• TEXT UNDER STUDY:
● ● ● ● ● ● ●
The anatomy of a piece of text:
In computing terms, a text is a sequence of characters known as a string. Example, the string Hi is the letter H followed by the letter i. At the bit (atomic) level, all characters (to simplify) are represented by a sequence of 8 bits known as a byte. For instance, in the system (i.e. on the device), H is represented by the sequence 01001000 while i is represented by 01101001. See the technical detail sub-section for how to convert a string to its bit representation.
The anatomy of an image (pixel):
An image is made up of picture elements known as pixels. A pixel represent color information at a particular location in the image. So, when you are looking at an image on a computer screen, the image is simply a grid of colors. According to the ARGB color model, color is defined by 4 properties or, channels: Alpha which indicates the amount the transparency, Red which refers to the amount of red color, Blue which represents the amount of blue color and finally, Green which deals which green color. In combination, these 4 properties describe a particular color as well as how see-through it would be. In terms of implementing this model in images, a pixel uses a sequence of 4 bytes (or, 4 x 8 = 32 bits) to represent the color information at a given location. In other terms a byte for each channel or property. The figure below illustrates this explanation.
As it can be observed, the geography of an image can be viewed as a xy-coordinate system with the first pixel occupying the coordinate (1,1). Also, one can observe that the pixel is decomposed into 4 channels according to the ARGB color model. Finally, each channel is a byte long and is expressed as a sequence of 8 bits.
The "mixing" process:
If breaking the data into its bits representation is one aspect of the fusing (or, mixing process), then the other part constitute placing the bits of the text in pre-defined positions in the pixels so that they can be recovered later. We will refer to this process from now on as, encoding. So, the encoding method we are adopting is technically known as altering the least-significant bits of the channels of the pixels. In essence by doing so we are introducing the least amount of perturbation in the image.
In order to simplify the explanation, we are going to examine how the letter H is going to be dissolved into the image. As you may recall from the above explanation, letter H has been decomposed to the sequence 01101001. The algorithm behind Stegafoto employs all 4 channels for encoding and this means that for each character (which is 8 bits long) we are going to use (8 / 4 = ) 2 pixels. Let's further assume that we will start the encoding starting with the first pixel (i.e. pixel at coordinate (1,1)). This means that we are going to need another pixel as well. For the simplicity and convenience, we are going to use the adjacent pixel. More explicitly, the pixel at coordinate (2, 1) instead of pixel (1, 2). In our schema below which illustrates the idea, I am referring to P1 and P2.
● ● ● ● ● ● ●
• PROBLEM TO WORK ON: Copy the text on hiding text in images from "As it can be" to "sequence of 8 bits.", inclusive, and swap "geography" for "layout".
● ● ● ● ● ● ●
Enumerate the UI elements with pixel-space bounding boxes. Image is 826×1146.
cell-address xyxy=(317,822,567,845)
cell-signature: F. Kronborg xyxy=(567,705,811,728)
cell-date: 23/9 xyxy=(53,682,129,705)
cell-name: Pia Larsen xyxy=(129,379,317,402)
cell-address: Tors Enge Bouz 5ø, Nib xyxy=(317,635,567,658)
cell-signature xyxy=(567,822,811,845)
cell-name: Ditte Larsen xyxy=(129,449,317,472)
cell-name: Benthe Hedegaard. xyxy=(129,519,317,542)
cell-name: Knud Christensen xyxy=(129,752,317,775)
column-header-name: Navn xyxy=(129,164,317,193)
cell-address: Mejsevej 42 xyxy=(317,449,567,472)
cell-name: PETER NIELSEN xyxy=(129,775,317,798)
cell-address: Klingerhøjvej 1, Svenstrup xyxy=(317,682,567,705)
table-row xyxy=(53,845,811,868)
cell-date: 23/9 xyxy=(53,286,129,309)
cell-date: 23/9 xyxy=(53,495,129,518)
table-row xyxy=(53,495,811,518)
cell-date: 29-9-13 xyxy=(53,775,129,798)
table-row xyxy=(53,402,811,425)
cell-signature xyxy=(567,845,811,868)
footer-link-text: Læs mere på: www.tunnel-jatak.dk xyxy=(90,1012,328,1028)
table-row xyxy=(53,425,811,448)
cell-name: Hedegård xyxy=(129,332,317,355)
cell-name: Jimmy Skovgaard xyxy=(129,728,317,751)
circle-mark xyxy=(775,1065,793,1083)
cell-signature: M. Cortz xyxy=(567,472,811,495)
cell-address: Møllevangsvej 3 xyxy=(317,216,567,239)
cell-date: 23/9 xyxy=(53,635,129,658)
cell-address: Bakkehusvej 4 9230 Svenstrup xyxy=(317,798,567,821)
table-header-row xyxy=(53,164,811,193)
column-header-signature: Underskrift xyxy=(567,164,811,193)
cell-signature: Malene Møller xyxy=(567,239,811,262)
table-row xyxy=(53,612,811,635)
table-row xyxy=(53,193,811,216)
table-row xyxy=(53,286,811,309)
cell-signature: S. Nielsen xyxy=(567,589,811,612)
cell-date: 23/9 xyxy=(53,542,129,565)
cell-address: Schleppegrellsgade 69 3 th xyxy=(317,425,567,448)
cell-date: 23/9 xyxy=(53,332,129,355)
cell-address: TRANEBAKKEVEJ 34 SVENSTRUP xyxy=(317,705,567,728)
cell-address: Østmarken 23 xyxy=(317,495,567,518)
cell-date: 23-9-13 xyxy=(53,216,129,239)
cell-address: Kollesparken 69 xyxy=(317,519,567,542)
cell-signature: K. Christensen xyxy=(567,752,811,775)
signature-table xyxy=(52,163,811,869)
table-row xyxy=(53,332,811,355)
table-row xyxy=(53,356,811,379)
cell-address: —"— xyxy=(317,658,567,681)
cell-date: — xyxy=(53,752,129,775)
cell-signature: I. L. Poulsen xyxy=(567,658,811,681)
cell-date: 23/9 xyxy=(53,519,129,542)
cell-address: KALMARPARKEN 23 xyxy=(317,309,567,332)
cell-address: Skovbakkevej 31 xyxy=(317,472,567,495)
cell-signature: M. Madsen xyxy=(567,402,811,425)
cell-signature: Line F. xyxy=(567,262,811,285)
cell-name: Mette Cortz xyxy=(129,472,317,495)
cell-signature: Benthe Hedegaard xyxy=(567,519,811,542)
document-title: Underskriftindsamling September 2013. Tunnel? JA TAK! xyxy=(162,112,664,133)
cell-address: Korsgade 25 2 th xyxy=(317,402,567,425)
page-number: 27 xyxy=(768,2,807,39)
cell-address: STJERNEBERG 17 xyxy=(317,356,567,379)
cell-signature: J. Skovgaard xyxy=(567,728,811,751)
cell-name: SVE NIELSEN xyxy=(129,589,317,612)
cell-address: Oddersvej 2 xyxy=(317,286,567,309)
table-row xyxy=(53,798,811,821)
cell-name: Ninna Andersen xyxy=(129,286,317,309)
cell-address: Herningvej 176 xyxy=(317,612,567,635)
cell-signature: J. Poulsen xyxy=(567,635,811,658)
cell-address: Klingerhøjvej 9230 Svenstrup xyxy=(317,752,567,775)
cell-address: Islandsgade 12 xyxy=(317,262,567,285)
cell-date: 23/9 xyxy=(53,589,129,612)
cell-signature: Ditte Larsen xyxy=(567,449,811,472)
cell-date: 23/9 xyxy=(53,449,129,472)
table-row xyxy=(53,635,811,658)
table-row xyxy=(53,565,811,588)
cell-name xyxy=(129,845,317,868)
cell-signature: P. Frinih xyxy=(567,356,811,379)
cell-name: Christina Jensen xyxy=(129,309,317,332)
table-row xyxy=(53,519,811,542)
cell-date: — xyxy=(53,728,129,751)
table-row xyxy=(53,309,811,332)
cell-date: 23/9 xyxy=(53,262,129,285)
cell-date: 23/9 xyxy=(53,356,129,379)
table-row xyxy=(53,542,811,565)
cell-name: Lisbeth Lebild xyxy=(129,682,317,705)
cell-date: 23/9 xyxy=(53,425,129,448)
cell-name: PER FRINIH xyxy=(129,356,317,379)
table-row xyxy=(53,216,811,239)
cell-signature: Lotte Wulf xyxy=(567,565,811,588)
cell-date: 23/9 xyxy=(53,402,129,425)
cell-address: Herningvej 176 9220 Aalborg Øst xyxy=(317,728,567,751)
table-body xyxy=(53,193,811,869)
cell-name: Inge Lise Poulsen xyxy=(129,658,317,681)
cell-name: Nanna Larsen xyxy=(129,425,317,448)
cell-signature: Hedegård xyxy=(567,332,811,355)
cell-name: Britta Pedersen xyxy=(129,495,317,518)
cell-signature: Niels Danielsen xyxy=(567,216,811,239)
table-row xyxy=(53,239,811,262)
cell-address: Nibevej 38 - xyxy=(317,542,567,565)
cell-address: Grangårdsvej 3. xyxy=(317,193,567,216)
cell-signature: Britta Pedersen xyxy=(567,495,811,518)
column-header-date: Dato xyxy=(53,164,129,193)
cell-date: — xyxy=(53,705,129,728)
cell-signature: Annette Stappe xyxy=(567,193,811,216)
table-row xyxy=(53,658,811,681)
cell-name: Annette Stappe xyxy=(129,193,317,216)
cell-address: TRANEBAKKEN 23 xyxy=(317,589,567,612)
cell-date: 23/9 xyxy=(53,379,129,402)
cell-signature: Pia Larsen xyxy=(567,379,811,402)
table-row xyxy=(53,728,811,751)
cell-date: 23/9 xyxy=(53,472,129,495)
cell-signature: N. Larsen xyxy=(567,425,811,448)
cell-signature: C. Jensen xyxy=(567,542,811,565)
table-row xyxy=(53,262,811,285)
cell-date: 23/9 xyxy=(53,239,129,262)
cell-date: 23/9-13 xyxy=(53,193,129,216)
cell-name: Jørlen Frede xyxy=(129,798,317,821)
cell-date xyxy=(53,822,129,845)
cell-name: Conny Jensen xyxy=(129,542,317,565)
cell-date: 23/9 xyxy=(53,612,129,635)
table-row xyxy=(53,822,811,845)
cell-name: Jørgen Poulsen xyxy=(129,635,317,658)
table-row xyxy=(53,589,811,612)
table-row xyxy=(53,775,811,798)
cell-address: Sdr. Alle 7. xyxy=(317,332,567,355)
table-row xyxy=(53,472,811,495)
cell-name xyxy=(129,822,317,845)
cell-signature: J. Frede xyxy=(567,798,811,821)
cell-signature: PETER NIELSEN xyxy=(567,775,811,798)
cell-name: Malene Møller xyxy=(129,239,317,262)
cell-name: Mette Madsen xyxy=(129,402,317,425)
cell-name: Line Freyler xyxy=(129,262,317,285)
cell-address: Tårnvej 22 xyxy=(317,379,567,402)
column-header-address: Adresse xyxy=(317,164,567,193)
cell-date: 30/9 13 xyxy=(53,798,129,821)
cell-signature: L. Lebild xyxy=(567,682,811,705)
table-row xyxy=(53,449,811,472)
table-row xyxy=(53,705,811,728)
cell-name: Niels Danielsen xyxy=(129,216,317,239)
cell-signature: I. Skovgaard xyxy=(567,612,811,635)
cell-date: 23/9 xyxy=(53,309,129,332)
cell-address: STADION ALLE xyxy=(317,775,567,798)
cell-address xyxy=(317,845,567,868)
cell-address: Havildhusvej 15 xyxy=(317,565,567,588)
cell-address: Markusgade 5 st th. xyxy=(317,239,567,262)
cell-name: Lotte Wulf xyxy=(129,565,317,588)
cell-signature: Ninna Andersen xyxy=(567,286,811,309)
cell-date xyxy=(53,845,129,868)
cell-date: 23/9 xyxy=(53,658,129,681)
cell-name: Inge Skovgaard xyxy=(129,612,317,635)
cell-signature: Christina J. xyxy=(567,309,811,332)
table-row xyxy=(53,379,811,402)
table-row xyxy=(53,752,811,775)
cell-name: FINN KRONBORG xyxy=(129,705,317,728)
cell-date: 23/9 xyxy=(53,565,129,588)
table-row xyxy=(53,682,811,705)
● ● ● ● ● ● ●
• RESPONSE TO THE EXERCISE:
As it can be observed, the layout of an image can be viewed as a xy-coordinate system with the first pixel occupying the coordinate (1,1). Also, one can observe that the pixel is decomposed into 4 channels according to the ARGB color model. Finally, each channel is a byte long and is expressed as a sequence of 8 bits.